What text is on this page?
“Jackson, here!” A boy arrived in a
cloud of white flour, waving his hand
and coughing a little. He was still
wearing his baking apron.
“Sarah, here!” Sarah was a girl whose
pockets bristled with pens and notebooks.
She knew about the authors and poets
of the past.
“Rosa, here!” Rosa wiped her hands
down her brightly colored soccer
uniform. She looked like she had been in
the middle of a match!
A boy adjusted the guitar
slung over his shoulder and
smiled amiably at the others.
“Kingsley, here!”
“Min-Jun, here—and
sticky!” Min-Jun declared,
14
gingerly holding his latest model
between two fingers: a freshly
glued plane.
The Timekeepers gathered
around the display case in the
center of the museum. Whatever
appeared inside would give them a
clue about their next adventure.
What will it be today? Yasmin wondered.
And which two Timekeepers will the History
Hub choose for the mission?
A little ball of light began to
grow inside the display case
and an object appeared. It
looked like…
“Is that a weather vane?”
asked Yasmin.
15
+---+
Goal:
Reproduce each record exactly as it appears.

Result of this exercise:
What text is on this page?
“Jackson, here!” A boy arrived in a
cloud of white flour, waving his hand
and coughing a little. He was still
wearing his baking apron.
“Sarah, here!” Sarah was a girl whose
pockets bristled with pens and notebooks.
She knew about the authors and poets
of the past.
“Rosa, here!” Rosa wiped her hands
down her brightly colored soccer
uniform. She looked like she had been in
the middle of a match!
A boy adjusted the guitar
slung over his shoulder and
smiled amiably at the others.
“Kingsley, here!”
“Min-Jun, here—and
sticky!” Min-Jun declared,
14
gingerly holding his latest model
between two fingers: a freshly
glued plane.
The Timekeepers gathered
around the display case in the
center of the museum. Whatever
appeared inside would give them a
clue about their next adventure.
What will it be today? Yasmin wondered.
And which two Timekeepers will the History
Hub choose for the mission?
A little ball of light began to
grow inside the display case
and an object appeared. It
looked like…
“Is that a weather vane?”
asked Yasmin.
15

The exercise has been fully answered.